### Data shown
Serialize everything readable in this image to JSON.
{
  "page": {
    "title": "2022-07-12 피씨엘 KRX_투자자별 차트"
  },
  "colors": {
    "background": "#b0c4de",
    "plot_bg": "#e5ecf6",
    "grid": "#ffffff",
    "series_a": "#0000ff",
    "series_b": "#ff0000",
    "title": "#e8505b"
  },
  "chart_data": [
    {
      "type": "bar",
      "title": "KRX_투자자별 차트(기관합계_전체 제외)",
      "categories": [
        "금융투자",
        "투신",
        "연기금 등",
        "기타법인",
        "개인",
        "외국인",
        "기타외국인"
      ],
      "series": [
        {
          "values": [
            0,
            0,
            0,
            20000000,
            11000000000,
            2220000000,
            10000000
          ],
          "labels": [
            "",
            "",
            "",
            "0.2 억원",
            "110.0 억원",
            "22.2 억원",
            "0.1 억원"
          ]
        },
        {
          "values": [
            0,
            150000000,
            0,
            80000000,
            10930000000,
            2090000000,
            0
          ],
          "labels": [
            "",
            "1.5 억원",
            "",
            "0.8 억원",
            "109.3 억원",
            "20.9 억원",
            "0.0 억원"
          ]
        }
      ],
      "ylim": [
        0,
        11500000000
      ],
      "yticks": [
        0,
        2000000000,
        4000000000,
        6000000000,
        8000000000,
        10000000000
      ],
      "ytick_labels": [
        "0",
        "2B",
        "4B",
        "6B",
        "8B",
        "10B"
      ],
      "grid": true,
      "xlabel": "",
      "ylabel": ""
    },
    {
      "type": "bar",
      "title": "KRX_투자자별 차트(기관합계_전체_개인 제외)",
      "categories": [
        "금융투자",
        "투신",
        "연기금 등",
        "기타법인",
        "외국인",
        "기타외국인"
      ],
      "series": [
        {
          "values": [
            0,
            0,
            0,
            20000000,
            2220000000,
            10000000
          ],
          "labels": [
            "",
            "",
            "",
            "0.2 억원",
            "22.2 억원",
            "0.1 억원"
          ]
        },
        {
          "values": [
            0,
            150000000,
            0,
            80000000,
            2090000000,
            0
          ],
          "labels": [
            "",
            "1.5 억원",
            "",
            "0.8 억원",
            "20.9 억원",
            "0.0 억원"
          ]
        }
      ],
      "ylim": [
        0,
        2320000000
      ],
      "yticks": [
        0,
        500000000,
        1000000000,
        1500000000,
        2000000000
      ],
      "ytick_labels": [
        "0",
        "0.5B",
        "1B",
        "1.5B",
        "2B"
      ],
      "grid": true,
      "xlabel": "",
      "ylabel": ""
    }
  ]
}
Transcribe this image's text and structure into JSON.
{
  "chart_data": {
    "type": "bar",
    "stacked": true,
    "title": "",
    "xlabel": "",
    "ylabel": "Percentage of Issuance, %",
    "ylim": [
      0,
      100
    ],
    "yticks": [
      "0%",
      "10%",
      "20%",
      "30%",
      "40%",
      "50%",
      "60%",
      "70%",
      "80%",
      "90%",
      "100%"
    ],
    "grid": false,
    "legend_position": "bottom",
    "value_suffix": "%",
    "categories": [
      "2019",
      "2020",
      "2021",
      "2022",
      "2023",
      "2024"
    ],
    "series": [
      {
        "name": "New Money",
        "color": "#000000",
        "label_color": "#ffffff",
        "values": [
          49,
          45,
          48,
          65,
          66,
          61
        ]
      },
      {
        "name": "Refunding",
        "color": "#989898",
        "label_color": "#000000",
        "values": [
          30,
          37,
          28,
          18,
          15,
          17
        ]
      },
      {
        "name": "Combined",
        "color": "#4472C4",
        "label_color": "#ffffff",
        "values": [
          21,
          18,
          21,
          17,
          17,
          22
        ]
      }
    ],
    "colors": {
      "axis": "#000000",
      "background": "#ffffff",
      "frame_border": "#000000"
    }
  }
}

### Prompt
Reproduce the entries above in full, verbatim.

### Solution to this exercise
Serialize everything readable in this image to JSON.
{
  "page": {
    "title": "2022-07-12 피씨엘 KRX_투자자별 차트"
  },
  "colors": {
    "background": "#b0c4de",
    "plot_bg": "#e5ecf6",
    "grid": "#ffffff",
    "series_a": "#0000ff",
    "series_b": "#ff0000",
    "title": "#e8505b"
  },
  "chart_data": [
    {
      "type": "bar",
      "title": "KRX_투자자별 차트(기관합계_전체 제외)",
      "categories": [
        "금융투자",
        "투신",
        "연기금 등",
        "기타법인",
        "개인",
        "외국인",
        "기타외국인"
      ],
      "series": [
        {
          "values": [
            0,
            0,
            0,
            20000000,
            11000000000,
            2220000000,
            10000000
          ],
          "labels": [
            "",
            "",
            "",
            "0.2 억원",
            "110.0 억원",
            "22.2 억원",
            "0.1 억원"
          ]
        },
        {
          "values": [
            0,
            150000000,
            0,
            80000000,
            10930000000,
            2090000000,
            0
          ],
          "labels": [
            "",
            "1.5 억원",
            "",
            "0.8 억원",
            "109.3 억원",
            "20.9 억원",
            "0.0 억원"
          ]
        }
      ],
      "ylim": [
        0,
        11500000000
      ],
      "yticks": [
        0,
        2000000000,
        4000000000,
        6000000000,
        8000000000,
        10000000000
      ],
      "ytick_labels": [
        "0",
        "2B",
        "4B",
        "6B",
        "8B",
        "10B"
      ],
      "grid": true,
      "xlabel": "",
      "ylabel": ""
    },
    {
      "type": "bar",
      "title": "KRX_투자자별 차트(기관합계_전체_개인 제외)",
      "categories": [
        "금융투자",
        "투신",
        "연기금 등",
        "기타법인",
        "외국인",
        "기타외국인"
      ],
      "series": [
        {
          "values": [
            0,
            0,
            0,
            20000000,
            2220000000,
            10000000
          ],
          "labels": [
            "",
            "",
            "",
            "0.2 억원",
            "22.2 억원",
            "0.1 억원"
          ]
        },
        {
          "values": [
            0,
            150000000,
            0,
            80000000,
            2090000000,
            0
          ],
          "labels": [
            "",
            "1.5 억원",
            "",
            "0.8 억원",
            "20.9 억원",
            "0.0 억원"
          ]
        }
      ],
      "ylim": [
        0,
        2320000000
      ],
      "yticks": [
        0,
        500000000,
        1000000000,
        1500000000,
        2000000000
      ],
      "ytick_labels": [
        "0",
        "0.5B",
        "1B",
        "1.5B",
        "2B"
      ],
      "grid": true,
      "xlabel": "",
      "ylabel": ""
    }
  ]
}
Transcribe this image's text and structure into JSON.
{
  "chart_data": {
    "type": "bar",
    "stacked": true,
    "title": "",
    "xlabel": "",
    "ylabel": "Percentage of Issuance, %",
    "ylim": [
      0,
      100
    ],
    "yticks": [
      "0%",
      "10%",
      "20%",
      "30%",
      "40%",
      "50%",
      "60%",
      "70%",
      "80%",
      "90%",
      "100%"
    ],
    "grid": false,
    "legend_position": "bottom",
    "value_suffix": "%",
    "categories": [
      "2019",
      "2020",
      "2021",
      "2022",
      "2023",
      "2024"
    ],
    "series": [
      {
        "name": "New Money",
        "color": "#000000",
        "label_color": "#ffffff",
        "values": [
          49,
          45,
          48,
          65,
          66,
          61
        ]
      },
      {
        "name": "Refunding",
        "color": "#989898",
        "label_color": "#000000",
        "values": [
          30,
          37,
          28,
          18,
          15,
          17
        ]
      },
      {
        "name": "Combined",
        "color": "#4472C4",
        "label_color": "#ffffff",
        "values": [
          21,
          18,
          21,
          17,
          17,
          22
        ]
      }
    ],
    "colors": {
      "axis": "#000000",
      "background": "#ffffff",
      "frame_border": "#000000"
    }
  }
}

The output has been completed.